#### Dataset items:

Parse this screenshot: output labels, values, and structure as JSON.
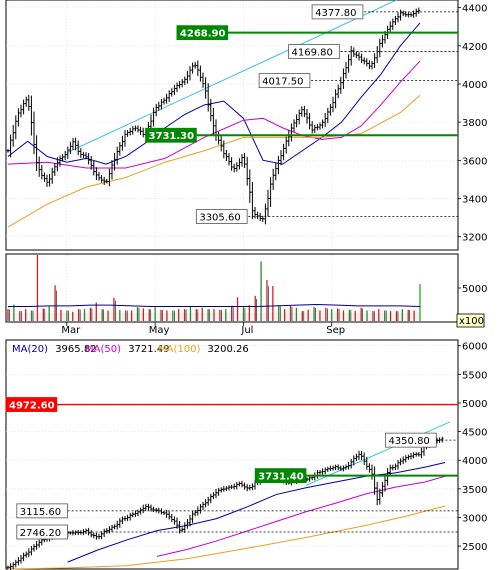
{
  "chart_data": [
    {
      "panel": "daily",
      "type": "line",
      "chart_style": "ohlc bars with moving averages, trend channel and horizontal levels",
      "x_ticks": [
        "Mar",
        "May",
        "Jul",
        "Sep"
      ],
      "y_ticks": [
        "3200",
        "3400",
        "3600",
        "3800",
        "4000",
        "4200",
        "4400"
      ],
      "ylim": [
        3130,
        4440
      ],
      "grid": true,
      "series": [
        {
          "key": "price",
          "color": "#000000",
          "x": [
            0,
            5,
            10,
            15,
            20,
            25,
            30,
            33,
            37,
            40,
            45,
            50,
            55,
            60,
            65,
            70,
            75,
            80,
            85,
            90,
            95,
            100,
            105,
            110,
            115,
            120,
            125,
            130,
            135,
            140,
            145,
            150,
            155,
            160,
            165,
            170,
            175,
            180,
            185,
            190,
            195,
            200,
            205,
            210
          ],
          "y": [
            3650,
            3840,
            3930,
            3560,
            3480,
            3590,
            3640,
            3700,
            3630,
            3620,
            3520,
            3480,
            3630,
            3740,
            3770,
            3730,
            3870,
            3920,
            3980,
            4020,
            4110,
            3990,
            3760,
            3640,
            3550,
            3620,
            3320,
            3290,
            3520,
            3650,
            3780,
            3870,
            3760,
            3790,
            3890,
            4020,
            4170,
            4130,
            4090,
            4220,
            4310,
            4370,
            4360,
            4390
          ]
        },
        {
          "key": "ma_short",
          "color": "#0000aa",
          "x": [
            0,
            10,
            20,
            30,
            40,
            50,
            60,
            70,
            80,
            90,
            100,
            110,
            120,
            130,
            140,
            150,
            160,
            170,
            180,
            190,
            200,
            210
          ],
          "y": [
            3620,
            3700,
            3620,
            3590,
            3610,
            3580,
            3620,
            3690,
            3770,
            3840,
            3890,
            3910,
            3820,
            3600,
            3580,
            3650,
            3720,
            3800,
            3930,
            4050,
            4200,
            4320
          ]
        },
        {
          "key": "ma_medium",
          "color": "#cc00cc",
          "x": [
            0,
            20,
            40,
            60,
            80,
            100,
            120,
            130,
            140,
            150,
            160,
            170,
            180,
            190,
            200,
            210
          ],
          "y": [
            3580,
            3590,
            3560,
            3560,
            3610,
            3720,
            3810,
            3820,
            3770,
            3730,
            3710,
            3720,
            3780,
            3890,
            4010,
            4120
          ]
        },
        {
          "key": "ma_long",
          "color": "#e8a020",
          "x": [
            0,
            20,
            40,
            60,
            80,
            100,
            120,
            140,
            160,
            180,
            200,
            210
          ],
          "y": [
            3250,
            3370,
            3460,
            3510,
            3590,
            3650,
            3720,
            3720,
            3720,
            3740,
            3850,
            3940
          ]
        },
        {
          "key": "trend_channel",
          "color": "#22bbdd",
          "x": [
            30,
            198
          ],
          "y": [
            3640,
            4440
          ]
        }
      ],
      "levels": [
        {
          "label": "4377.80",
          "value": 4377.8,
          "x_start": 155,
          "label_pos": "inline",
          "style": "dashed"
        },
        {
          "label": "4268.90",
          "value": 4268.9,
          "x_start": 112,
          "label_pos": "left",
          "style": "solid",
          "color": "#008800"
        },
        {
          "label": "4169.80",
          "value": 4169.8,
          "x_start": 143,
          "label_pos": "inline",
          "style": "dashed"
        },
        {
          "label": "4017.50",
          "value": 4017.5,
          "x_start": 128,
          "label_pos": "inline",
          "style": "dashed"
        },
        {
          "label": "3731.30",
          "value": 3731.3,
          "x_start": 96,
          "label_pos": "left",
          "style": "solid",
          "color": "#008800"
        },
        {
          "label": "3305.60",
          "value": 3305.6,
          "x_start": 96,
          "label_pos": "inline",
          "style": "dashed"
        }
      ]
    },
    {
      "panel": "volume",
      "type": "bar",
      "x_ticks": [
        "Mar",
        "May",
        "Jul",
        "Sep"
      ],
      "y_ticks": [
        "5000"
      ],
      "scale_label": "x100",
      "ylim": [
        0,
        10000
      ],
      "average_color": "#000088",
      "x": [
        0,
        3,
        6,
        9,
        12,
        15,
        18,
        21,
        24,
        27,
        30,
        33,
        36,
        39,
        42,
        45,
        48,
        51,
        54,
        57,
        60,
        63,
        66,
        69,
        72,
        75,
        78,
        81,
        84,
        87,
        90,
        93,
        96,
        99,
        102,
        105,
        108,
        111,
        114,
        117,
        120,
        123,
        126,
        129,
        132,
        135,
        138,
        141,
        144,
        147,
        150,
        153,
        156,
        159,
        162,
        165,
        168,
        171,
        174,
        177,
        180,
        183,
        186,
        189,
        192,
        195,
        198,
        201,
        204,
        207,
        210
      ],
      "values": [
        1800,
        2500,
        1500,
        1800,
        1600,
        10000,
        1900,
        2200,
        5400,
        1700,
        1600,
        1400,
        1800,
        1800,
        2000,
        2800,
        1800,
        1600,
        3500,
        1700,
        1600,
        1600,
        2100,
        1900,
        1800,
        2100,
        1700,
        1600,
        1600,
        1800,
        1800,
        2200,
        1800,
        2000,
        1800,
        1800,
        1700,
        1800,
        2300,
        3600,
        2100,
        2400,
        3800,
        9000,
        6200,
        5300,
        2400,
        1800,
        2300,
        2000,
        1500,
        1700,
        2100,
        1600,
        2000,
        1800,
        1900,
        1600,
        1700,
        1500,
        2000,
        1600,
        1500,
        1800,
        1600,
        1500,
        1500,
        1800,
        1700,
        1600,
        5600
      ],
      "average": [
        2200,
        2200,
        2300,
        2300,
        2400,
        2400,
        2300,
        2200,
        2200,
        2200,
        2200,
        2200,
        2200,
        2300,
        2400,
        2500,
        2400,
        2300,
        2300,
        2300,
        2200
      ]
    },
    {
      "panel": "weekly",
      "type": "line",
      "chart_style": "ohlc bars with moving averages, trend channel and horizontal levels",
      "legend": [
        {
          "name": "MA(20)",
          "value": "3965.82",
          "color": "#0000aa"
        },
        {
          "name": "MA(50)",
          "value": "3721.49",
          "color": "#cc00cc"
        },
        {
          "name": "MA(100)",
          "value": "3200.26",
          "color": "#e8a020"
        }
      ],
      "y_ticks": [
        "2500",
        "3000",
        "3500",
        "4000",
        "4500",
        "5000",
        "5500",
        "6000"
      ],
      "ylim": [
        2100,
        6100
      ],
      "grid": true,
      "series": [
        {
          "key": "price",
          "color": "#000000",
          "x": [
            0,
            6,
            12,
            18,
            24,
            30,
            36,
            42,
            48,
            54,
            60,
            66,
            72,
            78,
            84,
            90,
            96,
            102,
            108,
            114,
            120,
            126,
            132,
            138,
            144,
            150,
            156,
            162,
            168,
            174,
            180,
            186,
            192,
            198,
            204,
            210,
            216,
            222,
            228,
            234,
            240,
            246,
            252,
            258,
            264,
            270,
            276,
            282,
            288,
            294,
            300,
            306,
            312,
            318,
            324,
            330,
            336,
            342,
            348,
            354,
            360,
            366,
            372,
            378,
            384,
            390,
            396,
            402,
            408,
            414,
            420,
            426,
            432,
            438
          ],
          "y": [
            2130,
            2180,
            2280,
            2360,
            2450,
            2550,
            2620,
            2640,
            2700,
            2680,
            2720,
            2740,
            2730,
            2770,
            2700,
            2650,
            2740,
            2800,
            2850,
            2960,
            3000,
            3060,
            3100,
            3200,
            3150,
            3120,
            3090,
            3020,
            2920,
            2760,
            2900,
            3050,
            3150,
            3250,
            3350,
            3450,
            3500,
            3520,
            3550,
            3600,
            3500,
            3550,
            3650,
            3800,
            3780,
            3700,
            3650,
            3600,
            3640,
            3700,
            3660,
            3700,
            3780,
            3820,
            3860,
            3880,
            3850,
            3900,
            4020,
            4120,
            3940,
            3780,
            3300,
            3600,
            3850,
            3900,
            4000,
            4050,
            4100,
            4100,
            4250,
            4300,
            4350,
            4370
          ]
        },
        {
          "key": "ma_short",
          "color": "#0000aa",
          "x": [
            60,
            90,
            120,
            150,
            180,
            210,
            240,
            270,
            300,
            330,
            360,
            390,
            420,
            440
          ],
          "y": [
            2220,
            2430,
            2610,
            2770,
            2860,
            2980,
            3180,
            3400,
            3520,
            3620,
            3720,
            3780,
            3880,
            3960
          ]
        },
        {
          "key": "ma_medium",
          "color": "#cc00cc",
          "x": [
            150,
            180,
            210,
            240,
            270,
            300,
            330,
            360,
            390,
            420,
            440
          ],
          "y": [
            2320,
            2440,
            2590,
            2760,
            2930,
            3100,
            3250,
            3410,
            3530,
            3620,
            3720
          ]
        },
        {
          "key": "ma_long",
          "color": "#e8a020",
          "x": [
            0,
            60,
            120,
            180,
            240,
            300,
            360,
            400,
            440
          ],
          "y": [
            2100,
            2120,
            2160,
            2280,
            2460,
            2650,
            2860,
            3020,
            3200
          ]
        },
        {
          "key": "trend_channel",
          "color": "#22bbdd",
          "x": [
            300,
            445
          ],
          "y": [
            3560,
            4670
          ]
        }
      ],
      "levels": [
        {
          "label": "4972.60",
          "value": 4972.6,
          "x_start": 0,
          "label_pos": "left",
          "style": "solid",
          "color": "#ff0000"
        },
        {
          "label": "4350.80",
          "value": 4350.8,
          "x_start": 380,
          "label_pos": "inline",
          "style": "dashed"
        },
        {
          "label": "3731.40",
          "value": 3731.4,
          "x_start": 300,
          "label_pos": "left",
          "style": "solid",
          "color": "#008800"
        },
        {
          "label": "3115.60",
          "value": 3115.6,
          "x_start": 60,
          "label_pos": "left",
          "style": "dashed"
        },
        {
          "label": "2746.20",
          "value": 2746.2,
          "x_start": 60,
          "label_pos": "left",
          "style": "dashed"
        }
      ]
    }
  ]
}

---

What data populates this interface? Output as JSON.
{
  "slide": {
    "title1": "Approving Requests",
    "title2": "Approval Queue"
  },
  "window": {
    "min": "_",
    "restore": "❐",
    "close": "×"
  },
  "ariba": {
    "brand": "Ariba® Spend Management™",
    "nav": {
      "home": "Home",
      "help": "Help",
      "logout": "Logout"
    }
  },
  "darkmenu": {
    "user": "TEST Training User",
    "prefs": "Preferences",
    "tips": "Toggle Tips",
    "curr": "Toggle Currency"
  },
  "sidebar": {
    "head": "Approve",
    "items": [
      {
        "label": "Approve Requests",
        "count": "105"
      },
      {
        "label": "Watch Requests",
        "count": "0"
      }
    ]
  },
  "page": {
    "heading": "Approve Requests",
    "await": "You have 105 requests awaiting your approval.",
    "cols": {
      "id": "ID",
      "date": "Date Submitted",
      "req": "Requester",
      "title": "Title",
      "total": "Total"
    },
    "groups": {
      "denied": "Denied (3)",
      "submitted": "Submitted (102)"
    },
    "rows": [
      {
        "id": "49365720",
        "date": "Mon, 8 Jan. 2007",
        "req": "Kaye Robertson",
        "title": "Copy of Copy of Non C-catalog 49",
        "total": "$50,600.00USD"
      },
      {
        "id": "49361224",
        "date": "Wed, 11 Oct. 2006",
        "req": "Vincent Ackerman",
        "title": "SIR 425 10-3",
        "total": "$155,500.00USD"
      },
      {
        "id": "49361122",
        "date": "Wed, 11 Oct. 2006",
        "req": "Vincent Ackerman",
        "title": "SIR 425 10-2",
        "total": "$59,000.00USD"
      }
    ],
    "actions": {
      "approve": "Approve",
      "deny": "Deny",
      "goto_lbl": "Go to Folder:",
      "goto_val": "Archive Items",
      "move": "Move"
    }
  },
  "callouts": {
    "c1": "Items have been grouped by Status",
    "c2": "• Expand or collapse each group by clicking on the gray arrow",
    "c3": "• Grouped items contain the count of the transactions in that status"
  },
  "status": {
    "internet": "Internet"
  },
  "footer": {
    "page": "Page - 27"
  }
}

#### Task requirements:
Scan the entries above. Copy each line that has the string "panel".

#### Task output:
      "panel": "daily",
      "panel": "volume",
      "panel": "weekly",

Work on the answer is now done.